## [Task brief]
In the listing below, find every line containing "identified" and copy it out.

## [Records for processing]
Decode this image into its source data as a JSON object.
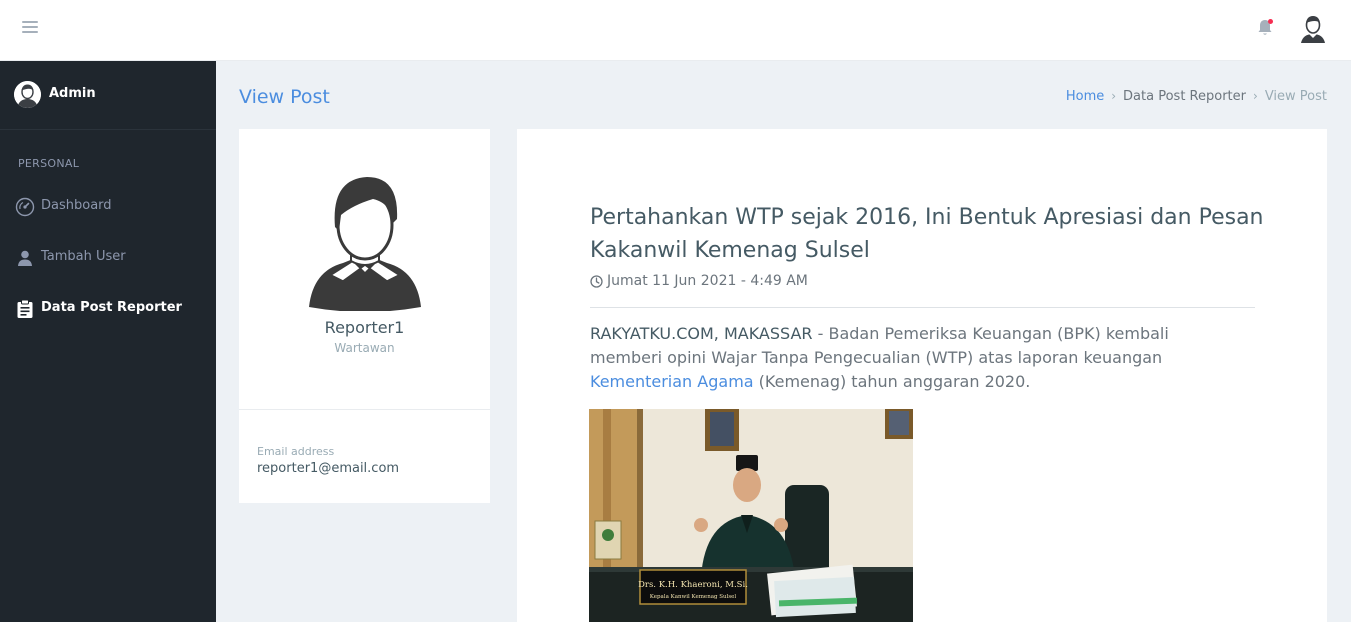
{
  "topbar": {
    "menu_icon": "hamburger-icon",
    "notification_icon": "bell-icon",
    "avatar_icon": "user-avatar-icon"
  },
  "sidebar": {
    "user": {
      "name": "Admin"
    },
    "section_label": "PERSONAL",
    "items": [
      {
        "label": "Dashboard",
        "icon": "speedometer-icon",
        "active": false
      },
      {
        "label": "Tambah User",
        "icon": "user-icon",
        "active": false
      },
      {
        "label": "Data Post Reporter",
        "icon": "clipboard-icon",
        "active": true
      }
    ]
  },
  "page": {
    "title": "View Post",
    "breadcrumb": [
      "Home",
      "Data Post Reporter",
      "View Post"
    ]
  },
  "profile": {
    "name": "Reporter1",
    "role": "Wartawan",
    "email_label": "Email address",
    "email": "reporter1@email.com"
  },
  "article": {
    "title": "Pertahankan WTP sejak 2016, Ini Bentuk Apresiasi dan Pesan Kakanwil Kemenag Sulsel",
    "date": "Jumat 11 Jun 2021 - 4:49 AM",
    "source": "RAKYATKU.COM, MAKASSAR",
    "lead_1": " - Badan Pemeriksa Keuangan (BPK) kembali memberi opini Wajar Tanpa Pengecualian (WTP) atas laporan keuangan ",
    "link_text": "Kementerian Agama",
    "lead_2": " (Kemenag) tahun anggaran 2020.",
    "nameplate_line1": "Drs. K.H. Khaeroni, M.Si.",
    "nameplate_line2": "Kepala Kanwil Kemenag Sulsel"
  },
  "colors": {
    "sidebar_bg": "#1f262d",
    "page_bg": "#edf1f5",
    "accent": "#4b8ddf",
    "notification_dot": "#f62d51"
  }
}
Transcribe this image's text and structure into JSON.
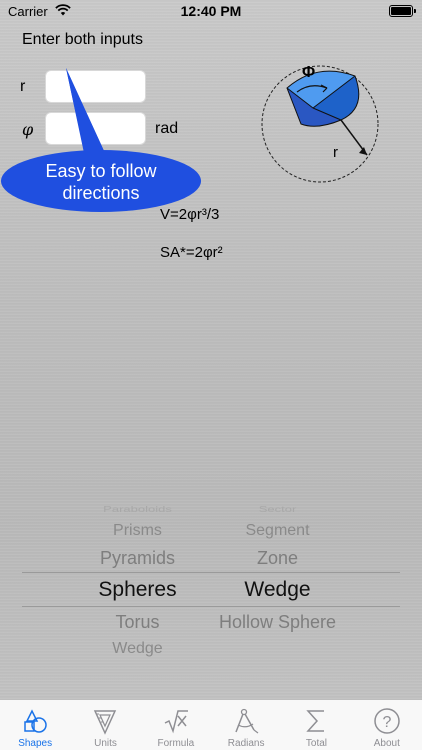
{
  "status_bar": {
    "carrier": "Carrier",
    "time": "12:40 PM"
  },
  "form": {
    "instruction": "Enter both inputs",
    "r_label": "r",
    "phi_label": "φ",
    "unit_label": "rad",
    "r_value": "",
    "phi_value": ""
  },
  "callout": {
    "line1": "Easy to follow",
    "line2": "directions",
    "color": "#1f4fe0"
  },
  "diagram": {
    "phi_symbol": "Φ",
    "r_symbol": "r",
    "wedge_color": "#2e6fd8"
  },
  "formulas": {
    "volume": "V=2φr³/3",
    "surface_area": "SA*=2φr²"
  },
  "picker": {
    "column1": [
      "Paraboloids",
      "Prisms",
      "Pyramids",
      "Spheres",
      "Torus",
      "Wedge"
    ],
    "column2": [
      "Sector",
      "Segment",
      "Zone",
      "Wedge",
      "Hollow Sphere"
    ],
    "selected1": "Spheres",
    "selected2": "Wedge"
  },
  "tabs": [
    {
      "label": "Shapes",
      "icon": "shapes-icon",
      "active": true
    },
    {
      "label": "Units",
      "icon": "ruler-triangle-icon",
      "active": false
    },
    {
      "label": "Formula",
      "icon": "square-root-icon",
      "active": false
    },
    {
      "label": "Radians",
      "icon": "compass-icon",
      "active": false
    },
    {
      "label": "Total",
      "icon": "sigma-icon",
      "active": false
    },
    {
      "label": "About",
      "icon": "question-icon",
      "active": false
    }
  ],
  "colors": {
    "accent": "#1a73e8",
    "callout": "#1f4fe0"
  }
}
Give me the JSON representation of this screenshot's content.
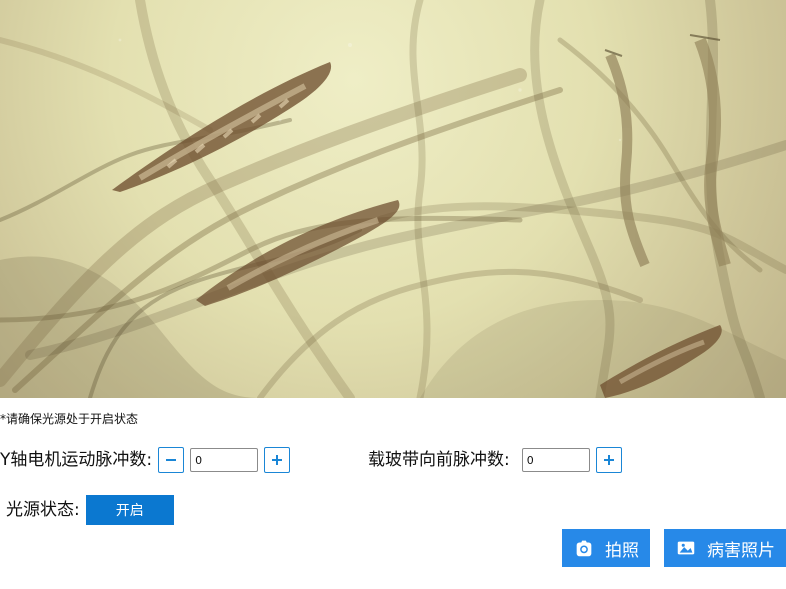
{
  "microscope": {
    "image_name": "microscope-image"
  },
  "notice": "*请确保光源处于开启状态",
  "controls": {
    "y_axis": {
      "label": "Y轴电机运动脉冲数:",
      "value": "0",
      "minus_icon": "minus-icon",
      "plus_icon": "plus-icon"
    },
    "slide_belt": {
      "label": "载玻带向前脉冲数:",
      "value": "0",
      "plus_icon": "plus-icon"
    },
    "light": {
      "label": "光源状态:",
      "state": "开启"
    }
  },
  "actions": {
    "photo": {
      "label": "拍照",
      "icon": "camera-icon"
    },
    "disease_photos": {
      "label": "病害照片",
      "icon": "image-icon"
    }
  },
  "colors": {
    "accent": "#2789e8",
    "accent_dark": "#0b78d0",
    "text": "#111111"
  }
}
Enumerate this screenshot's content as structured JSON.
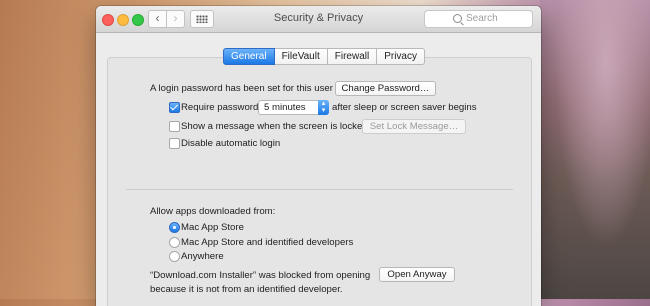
{
  "window": {
    "title": "Security & Privacy"
  },
  "search": {
    "placeholder": "Search"
  },
  "nav": {
    "back_glyph": "‹",
    "forward_glyph": "›"
  },
  "tabs": [
    {
      "label": "General",
      "active": true
    },
    {
      "label": "FileVault",
      "active": false
    },
    {
      "label": "Firewall",
      "active": false
    },
    {
      "label": "Privacy",
      "active": false
    }
  ],
  "login": {
    "text": "A login password has been set for this user",
    "change_password_label": "Change Password…"
  },
  "require_password": {
    "checked": true,
    "label": "Require password",
    "value": "5 minutes",
    "suffix": "after sleep or screen saver begins"
  },
  "lock_message": {
    "checked": false,
    "label": "Show a message when the screen is locked",
    "button_label": "Set Lock Message…"
  },
  "auto_login": {
    "checked": false,
    "label": "Disable automatic login"
  },
  "allow_apps": {
    "heading": "Allow apps downloaded from:",
    "options": [
      {
        "label": "Mac App Store",
        "selected": true
      },
      {
        "label": "Mac App Store and identified developers",
        "selected": false
      },
      {
        "label": "Anywhere",
        "selected": false
      }
    ]
  },
  "blocked": {
    "line1": "“Download.com Installer” was blocked from opening",
    "line2": "because it is not from an identified developer.",
    "open_anyway_label": "Open Anyway"
  },
  "colors": {
    "accent": "#1b78e5",
    "window_bg": "#ececec"
  }
}
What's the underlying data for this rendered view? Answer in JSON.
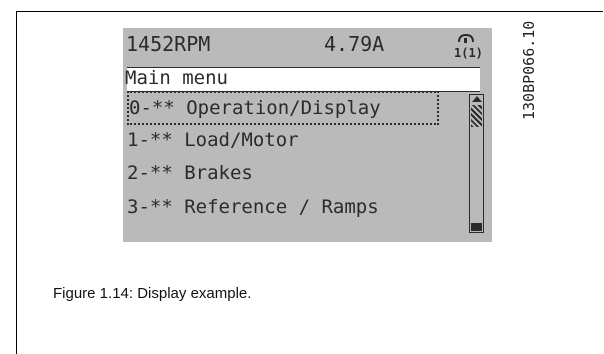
{
  "display": {
    "speed": "1452RPM",
    "current": "4.79A",
    "mode_icon": "hand-on-icon",
    "mode_text": "1(1)",
    "title": "Main menu",
    "menu_items": [
      {
        "label": "0-** Operation/Display"
      },
      {
        "label": "1-** Load/Motor"
      },
      {
        "label": "2-** Brakes"
      },
      {
        "label": "3-** Reference / Ramps"
      }
    ]
  },
  "figure": {
    "code": "130BP066.10",
    "caption": "Figure 1.14: Display example."
  },
  "colors": {
    "lcd_background": "#bababa",
    "lcd_text": "#2b2b2b"
  }
}
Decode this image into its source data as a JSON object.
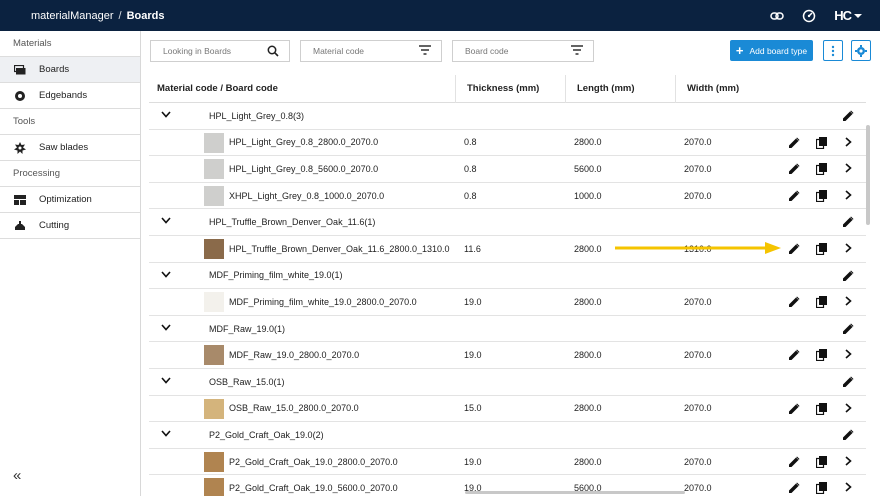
{
  "topbar": {
    "app_name": "materialManager",
    "separator": "/",
    "current": "Boards",
    "logo_text": "HC",
    "icons": [
      "link-icon",
      "speedometer-icon",
      "account-menu-icon"
    ]
  },
  "sidebar": {
    "sections": [
      {
        "label": "Materials",
        "items": [
          {
            "label": "Boards",
            "icon": "boards-icon",
            "active": true
          },
          {
            "label": "Edgebands",
            "icon": "edgeband-icon"
          }
        ]
      },
      {
        "label": "Tools",
        "items": [
          {
            "label": "Saw blades",
            "icon": "saw-blade-icon"
          }
        ]
      },
      {
        "label": "Processing",
        "items": [
          {
            "label": "Optimization",
            "icon": "optimization-icon"
          },
          {
            "label": "Cutting",
            "icon": "cutting-icon"
          }
        ]
      }
    ],
    "collapse_label": "«"
  },
  "toolbar": {
    "search_placeholder": "Looking in Boards",
    "material_filter_placeholder": "Material code",
    "board_filter_placeholder": "Board code",
    "add_label": "Add board type"
  },
  "table": {
    "headers": [
      "Material code / Board code",
      "Thickness (mm)",
      "Length (mm)",
      "Width (mm)"
    ],
    "groups": [
      {
        "name": "HPL_Light_Grey_0.8(3)",
        "rows": [
          {
            "name": "HPL_Light_Grey_0.8_2800.0_2070.0",
            "thickness": "0.8",
            "length": "2800.0",
            "width": "2070.0",
            "thumb": "#cfcfcd"
          },
          {
            "name": "HPL_Light_Grey_0.8_5600.0_2070.0",
            "thickness": "0.8",
            "length": "5600.0",
            "width": "2070.0",
            "thumb": "#cfcfcd"
          },
          {
            "name": "XHPL_Light_Grey_0.8_1000.0_2070.0",
            "thickness": "0.8",
            "length": "1000.0",
            "width": "2070.0",
            "thumb": "#cfcfcd"
          }
        ]
      },
      {
        "name": "HPL_Truffle_Brown_Denver_Oak_11.6(1)",
        "rows": [
          {
            "name": "HPL_Truffle_Brown_Denver_Oak_11.6_2800.0_1310.0",
            "thickness": "11.6",
            "length": "2800.0",
            "width": "1310.0",
            "thumb": "#8a6a4a"
          }
        ]
      },
      {
        "name": "MDF_Priming_film_white_19.0(1)",
        "rows": [
          {
            "name": "MDF_Priming_film_white_19.0_2800.0_2070.0",
            "thickness": "19.0",
            "length": "2800.0",
            "width": "2070.0",
            "thumb": "#f3f1ec"
          }
        ]
      },
      {
        "name": "MDF_Raw_19.0(1)",
        "rows": [
          {
            "name": "MDF_Raw_19.0_2800.0_2070.0",
            "thickness": "19.0",
            "length": "2800.0",
            "width": "2070.0",
            "thumb": "#a88a6a"
          }
        ]
      },
      {
        "name": "OSB_Raw_15.0(1)",
        "rows": [
          {
            "name": "OSB_Raw_15.0_2800.0_2070.0",
            "thickness": "15.0",
            "length": "2800.0",
            "width": "2070.0",
            "thumb": "#d4b47c"
          }
        ]
      },
      {
        "name": "P2_Gold_Craft_Oak_19.0(2)",
        "rows": [
          {
            "name": "P2_Gold_Craft_Oak_19.0_2800.0_2070.0",
            "thickness": "19.0",
            "length": "2800.0",
            "width": "2070.0",
            "thumb": "#b08450"
          },
          {
            "name": "P2_Gold_Craft_Oak_19.0_5600.0_2070.0",
            "thickness": "19.0",
            "length": "5600.0",
            "width": "2070.0",
            "thumb": "#b08450"
          }
        ]
      }
    ]
  },
  "colors": {
    "topbar": "#0b2240",
    "accent": "#1a8ad6",
    "annotation_arrow": "#f5c400"
  }
}
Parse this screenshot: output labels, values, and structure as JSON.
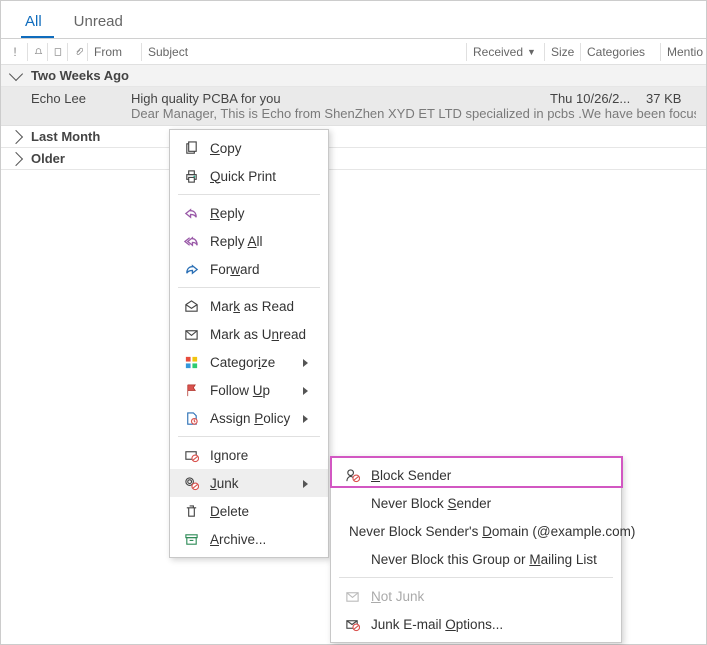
{
  "tabs": {
    "all": "All",
    "unread": "Unread"
  },
  "headers": {
    "from": "From",
    "subject": "Subject",
    "received": "Received",
    "size": "Size",
    "categories": "Categories",
    "mentions": "Mentio"
  },
  "groups": {
    "two_weeks": "Two Weeks Ago",
    "last_month": "Last Month",
    "older": "Older"
  },
  "message": {
    "from": "Echo Lee",
    "subject": "High quality PCBA for you",
    "received": "Thu 10/26/2...",
    "size": "37 KB",
    "preview": "Dear Manager,  This is Echo from ShenZhen XYD ET LTD specialized in pcbs .We have been focusing on this field for se"
  },
  "menu1": {
    "copy": "Copy",
    "quick_print": "Quick Print",
    "reply": "Reply",
    "reply_all": "Reply All",
    "forward": "Forward",
    "mark_read": "Mark as Read",
    "mark_unread": "Mark as Unread",
    "categorize": "Categorize",
    "follow_up": "Follow Up",
    "assign_policy": "Assign Policy",
    "ignore": "Ignore",
    "junk": "Junk",
    "delete": "Delete",
    "archive": "Archive..."
  },
  "menu2": {
    "block_sender": "Block Sender",
    "never_block_sender": "Never Block Sender",
    "never_block_domain": "Never Block Sender's Domain (@example.com)",
    "never_block_group": "Never Block this Group or Mailing List",
    "not_junk": "Not Junk",
    "junk_options": "Junk E-mail Options..."
  }
}
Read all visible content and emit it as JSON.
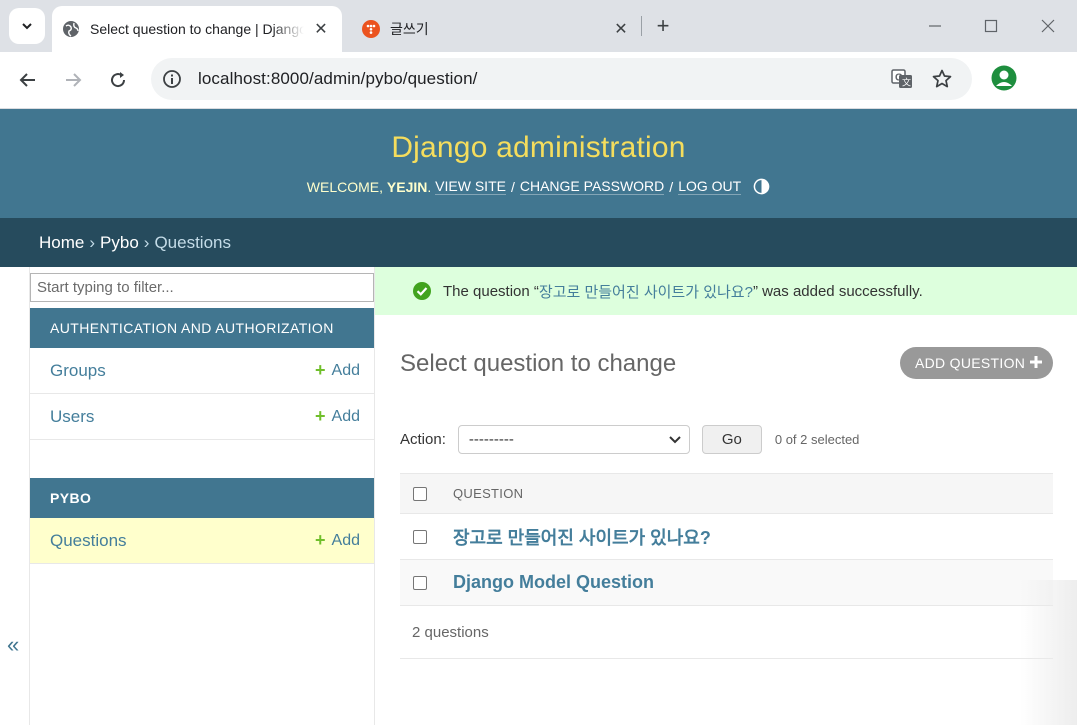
{
  "browser": {
    "tabs": [
      {
        "title": "Select question to change | Django site admin",
        "active": true,
        "favicon": "globe-icon"
      },
      {
        "title": "글쓰기",
        "active": false,
        "favicon": "tistory-icon"
      }
    ],
    "url": "localhost:8000/admin/pybo/question/"
  },
  "header": {
    "brand": "Django administration",
    "welcome": "WELCOME,",
    "user": "YEJIN",
    "view_site": "View site",
    "change_password": "Change password",
    "log_out": "Log out"
  },
  "breadcrumbs": {
    "home": "Home",
    "app": "Pybo",
    "current": "Questions",
    "separator": "›"
  },
  "sidebar": {
    "filter_placeholder": "Start typing to filter...",
    "collapse_glyph": "«",
    "apps": [
      {
        "caption": "AUTHENTICATION AND AUTHORIZATION",
        "models": [
          {
            "name": "Groups",
            "add": "Add"
          },
          {
            "name": "Users",
            "add": "Add"
          }
        ]
      },
      {
        "caption": "PYBO",
        "models": [
          {
            "name": "Questions",
            "add": "Add",
            "selected": true
          }
        ]
      }
    ]
  },
  "message": {
    "prefix": "The question “",
    "object": "장고로 만들어진 사이트가 있나요?",
    "suffix": "” was added successfully."
  },
  "content": {
    "title": "Select question to change",
    "add_button": "ADD QUESTION",
    "action_label": "Action:",
    "action_selected": "---------",
    "go_button": "Go",
    "counter": "0 of 2 selected",
    "column_header": "QUESTION",
    "rows": [
      {
        "question": "장고로 만들어진 사이트가 있나요?"
      },
      {
        "question": "Django Model Question"
      }
    ],
    "paginator": "2 questions"
  },
  "colors": {
    "header_bg": "#417690",
    "brand": "#f5dd5d",
    "breadcrumbs_bg": "#264b5d",
    "link": "#447e9b",
    "success_bg": "#ddffdd",
    "selected_row": "#ffffcc",
    "add_plus": "#70bf2b"
  }
}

## [Answer below]
        "label": "Mac App Store and identified developers",
    "line2": "because it is not from an identified developer.",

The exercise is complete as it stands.